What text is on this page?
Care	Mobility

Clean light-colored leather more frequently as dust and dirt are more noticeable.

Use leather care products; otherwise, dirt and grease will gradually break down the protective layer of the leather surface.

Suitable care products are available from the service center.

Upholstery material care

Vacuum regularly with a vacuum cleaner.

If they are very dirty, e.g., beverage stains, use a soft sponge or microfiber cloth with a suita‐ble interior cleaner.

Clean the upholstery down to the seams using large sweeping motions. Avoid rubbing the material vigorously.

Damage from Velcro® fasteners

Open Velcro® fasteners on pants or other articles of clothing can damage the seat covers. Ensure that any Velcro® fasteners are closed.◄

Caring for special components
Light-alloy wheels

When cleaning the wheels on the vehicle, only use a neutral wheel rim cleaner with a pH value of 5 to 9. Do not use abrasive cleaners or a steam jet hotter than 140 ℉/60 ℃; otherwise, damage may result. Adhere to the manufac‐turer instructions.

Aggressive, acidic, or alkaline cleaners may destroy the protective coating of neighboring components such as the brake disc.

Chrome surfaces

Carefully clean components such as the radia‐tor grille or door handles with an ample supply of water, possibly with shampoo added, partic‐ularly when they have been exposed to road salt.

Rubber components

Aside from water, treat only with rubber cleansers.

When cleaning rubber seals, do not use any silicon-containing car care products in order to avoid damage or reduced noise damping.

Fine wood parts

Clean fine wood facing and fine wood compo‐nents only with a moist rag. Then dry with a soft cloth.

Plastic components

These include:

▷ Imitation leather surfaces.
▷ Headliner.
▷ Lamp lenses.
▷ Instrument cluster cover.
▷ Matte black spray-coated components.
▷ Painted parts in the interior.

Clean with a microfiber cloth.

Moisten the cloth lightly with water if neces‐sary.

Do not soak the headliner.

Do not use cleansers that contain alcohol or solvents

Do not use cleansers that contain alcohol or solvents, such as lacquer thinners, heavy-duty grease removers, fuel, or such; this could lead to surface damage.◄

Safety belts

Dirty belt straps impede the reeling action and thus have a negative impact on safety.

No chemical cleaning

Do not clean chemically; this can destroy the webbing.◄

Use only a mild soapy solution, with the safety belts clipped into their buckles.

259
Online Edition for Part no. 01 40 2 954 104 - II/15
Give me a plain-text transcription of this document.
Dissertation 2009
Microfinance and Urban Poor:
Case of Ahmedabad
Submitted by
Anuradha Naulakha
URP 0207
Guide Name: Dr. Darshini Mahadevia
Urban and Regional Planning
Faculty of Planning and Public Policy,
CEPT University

Problem description.
Your task is to transcribe the listing above in full, exactly as given.

Response.
What text is on this page?
Care	Mobility

Clean light-colored leather more frequently as dust and dirt are more noticeable.

Use leather care products; otherwise, dirt and grease will gradually break down the protective layer of the leather surface.

Suitable care products are available from the service center.

Upholstery material care

Vacuum regularly with a vacuum cleaner.

If they are very dirty, e.g., beverage stains, use a soft sponge or microfiber cloth with a suita‐ble interior cleaner.

Clean the upholstery down to the seams using large sweeping motions. Avoid rubbing the material vigorously.

Damage from Velcro® fasteners

Open Velcro® fasteners on pants or other articles of clothing can damage the seat covers. Ensure that any Velcro® fasteners are closed.◄

Caring for special components
Light-alloy wheels

When cleaning the wheels on the vehicle, only use a neutral wheel rim cleaner with a pH value of 5 to 9. Do not use abrasive cleaners or a steam jet hotter than 140 ℉/60 ℃; otherwise, damage may result. Adhere to the manufac‐turer instructions.

Aggressive, acidic, or alkaline cleaners may destroy the protective coating of neighboring components such as the brake disc.

Chrome surfaces

Carefully clean components such as the radia‐tor grille or door handles with an ample supply of water, possibly with shampoo added, partic‐ularly when they have been exposed to road salt.

Rubber components

Aside from water, treat only with rubber cleansers.

When cleaning rubber seals, do not use any silicon-containing car care products in order to avoid damage or reduced noise damping.

Fine wood parts

Clean fine wood facing and fine wood compo‐nents only with a moist rag. Then dry with a soft cloth.

Plastic components

These include:

▷ Imitation leather surfaces.
▷ Headliner.
▷ Lamp lenses.
▷ Instrument cluster cover.
▷ Matte black spray-coated components.
▷ Painted parts in the interior.

Clean with a microfiber cloth.

Moisten the cloth lightly with water if neces‐sary.

Do not soak the headliner.

Do not use cleansers that contain alcohol or solvents

Do not use cleansers that contain alcohol or solvents, such as lacquer thinners, heavy-duty grease removers, fuel, or such; this could lead to surface damage.◄

Safety belts

Dirty belt straps impede the reeling action and thus have a negative impact on safety.

No chemical cleaning

Do not clean chemically; this can destroy the webbing.◄

Use only a mild soapy solution, with the safety belts clipped into their buckles.

259
Online Edition for Part no. 01 40 2 954 104 - II/15
Give me a plain-text transcription of this document.
Dissertation 2009
Microfinance and Urban Poor:
Case of Ahmedabad
Submitted by
Anuradha Naulakha
URP 0207
Guide Name: Dr. Darshini Mahadevia
Urban and Regional Planning
Faculty of Planning and Public Policy,
CEPT University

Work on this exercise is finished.